Collected data
>>>
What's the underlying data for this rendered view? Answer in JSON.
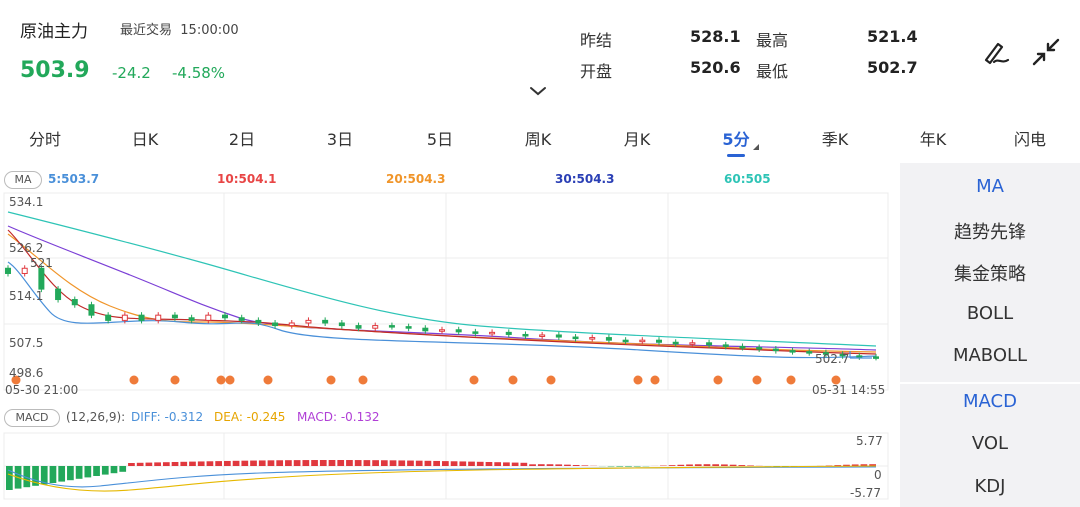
{
  "header": {
    "title": "原油主力",
    "recent_label": "最近交易",
    "recent_time": "15:00:00",
    "price": "503.9",
    "change": "-24.2",
    "change_pct": "-4.58%"
  },
  "stats": {
    "prev_settle_label": "昨结",
    "prev_settle": "528.1",
    "high_label": "最高",
    "high": "521.4",
    "open_label": "开盘",
    "open": "520.6",
    "low_label": "最低",
    "low": "502.7"
  },
  "tools": {
    "draw_icon": "pen-draw-icon",
    "collapse_icon": "collapse-arrows-icon",
    "expand_chevron": "chevron-down-icon"
  },
  "tabs": [
    "分时",
    "日K",
    "2日",
    "3日",
    "5日",
    "周K",
    "月K",
    "5分",
    "季K",
    "年K",
    "闪电"
  ],
  "active_tab": "5分",
  "ma_legend": {
    "tag": "MA",
    "ma5": "5:503.7",
    "ma10": "10:504.1",
    "ma20": "20:504.3",
    "ma30": "30:504.3",
    "ma60": "60:505"
  },
  "main_axis": {
    "top": "534.1",
    "mid1": "526.2",
    "mid2": "521",
    "mid3": "514.1",
    "mid4": "507.5",
    "bottom": "498.6",
    "low_marker": "502.7",
    "start_time": "05-30 21:00",
    "end_time": "05-31 14:55"
  },
  "macd_legend": {
    "tag": "MACD",
    "params": "(12,26,9):",
    "diff": "DIFF: -0.312",
    "dea": "DEA: -0.245",
    "macd": "MACD: -0.132"
  },
  "macd_axis": {
    "top": "5.77",
    "zero": "0",
    "bottom": "-5.77"
  },
  "side_panel": {
    "main_items": [
      "MA",
      "趋势先锋",
      "集金策略",
      "BOLL",
      "MABOLL"
    ],
    "sub_items": [
      "MACD",
      "VOL",
      "KDJ"
    ],
    "active_main": "MA",
    "active_sub": "MACD"
  },
  "colors": {
    "up": "#e0383e",
    "down": "#22a85a",
    "accent": "#2a63d4",
    "ma5": "#4a90d9",
    "ma10": "#e84545",
    "ma20": "#f0952a",
    "ma30": "#2a3fb5",
    "ma60": "#2ec4b6"
  },
  "chart_data": {
    "type": "candlestick",
    "ylim": [
      498.6,
      534.1
    ],
    "candles_approx_close": [
      520,
      521,
      517,
      515,
      514,
      512,
      511,
      512,
      511,
      512,
      511.5,
      511,
      512,
      511.5,
      511,
      510.5,
      510,
      510.5,
      511,
      510.5,
      510,
      509.5,
      510,
      509.8,
      509.5,
      509,
      509.2,
      508.8,
      508.5,
      508.7,
      508.3,
      508,
      508.2,
      507.8,
      507.5,
      507.7,
      507.2,
      507,
      507.2,
      506.8,
      506.5,
      506.7,
      506.3,
      506,
      505.8,
      505.5,
      505.2,
      505,
      504.8,
      504.5,
      504.2,
      504,
      503.9
    ],
    "macd": {
      "ylim": [
        -5.77,
        5.77
      ],
      "diff": -0.312,
      "dea": -0.245,
      "macd": -0.132
    }
  }
}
<<<
* Task to carry out
Are you able to set down all the lines above exactly, without any pictures?

* Output of the exercise
What's the underlying data for this rendered view? Answer in JSON.
{
  "header": {
    "title": "原油主力",
    "recent_label": "最近交易",
    "recent_time": "15:00:00",
    "price": "503.9",
    "change": "-24.2",
    "change_pct": "-4.58%"
  },
  "stats": {
    "prev_settle_label": "昨结",
    "prev_settle": "528.1",
    "high_label": "最高",
    "high": "521.4",
    "open_label": "开盘",
    "open": "520.6",
    "low_label": "最低",
    "low": "502.7"
  },
  "tools": {
    "draw_icon": "pen-draw-icon",
    "collapse_icon": "collapse-arrows-icon",
    "expand_chevron": "chevron-down-icon"
  },
  "tabs": [
    "分时",
    "日K",
    "2日",
    "3日",
    "5日",
    "周K",
    "月K",
    "5分",
    "季K",
    "年K",
    "闪电"
  ],
  "active_tab": "5分",
  "ma_legend": {
    "tag": "MA",
    "ma5": "5:503.7",
    "ma10": "10:504.1",
    "ma20": "20:504.3",
    "ma30": "30:504.3",
    "ma60": "60:505"
  },
  "main_axis": {
    "top": "534.1",
    "mid1": "526.2",
    "mid2": "521",
    "mid3": "514.1",
    "mid4": "507.5",
    "bottom": "498.6",
    "low_marker": "502.7",
    "start_time": "05-30 21:00",
    "end_time": "05-31 14:55"
  },
  "macd_legend": {
    "tag": "MACD",
    "params": "(12,26,9):",
    "diff": "DIFF: -0.312",
    "dea": "DEA: -0.245",
    "macd": "MACD: -0.132"
  },
  "macd_axis": {
    "top": "5.77",
    "zero": "0",
    "bottom": "-5.77"
  },
  "side_panel": {
    "main_items": [
      "MA",
      "趋势先锋",
      "集金策略",
      "BOLL",
      "MABOLL"
    ],
    "sub_items": [
      "MACD",
      "VOL",
      "KDJ"
    ],
    "active_main": "MA",
    "active_sub": "MACD"
  },
  "colors": {
    "up": "#e0383e",
    "down": "#22a85a",
    "accent": "#2a63d4",
    "ma5": "#4a90d9",
    "ma10": "#e84545",
    "ma20": "#f0952a",
    "ma30": "#2a3fb5",
    "ma60": "#2ec4b6"
  },
  "chart_data": {
    "type": "candlestick",
    "ylim": [
      498.6,
      534.1
    ],
    "candles_approx_close": [
      520,
      521,
      517,
      515,
      514,
      512,
      511,
      512,
      511,
      512,
      511.5,
      511,
      512,
      511.5,
      511,
      510.5,
      510,
      510.5,
      511,
      510.5,
      510,
      509.5,
      510,
      509.8,
      509.5,
      509,
      509.2,
      508.8,
      508.5,
      508.7,
      508.3,
      508,
      508.2,
      507.8,
      507.5,
      507.7,
      507.2,
      507,
      507.2,
      506.8,
      506.5,
      506.7,
      506.3,
      506,
      505.8,
      505.5,
      505.2,
      505,
      504.8,
      504.5,
      504.2,
      504,
      503.9
    ],
    "macd": {
      "ylim": [
        -5.77,
        5.77
      ],
      "diff": -0.312,
      "dea": -0.245,
      "macd": -0.132
    }
  }
}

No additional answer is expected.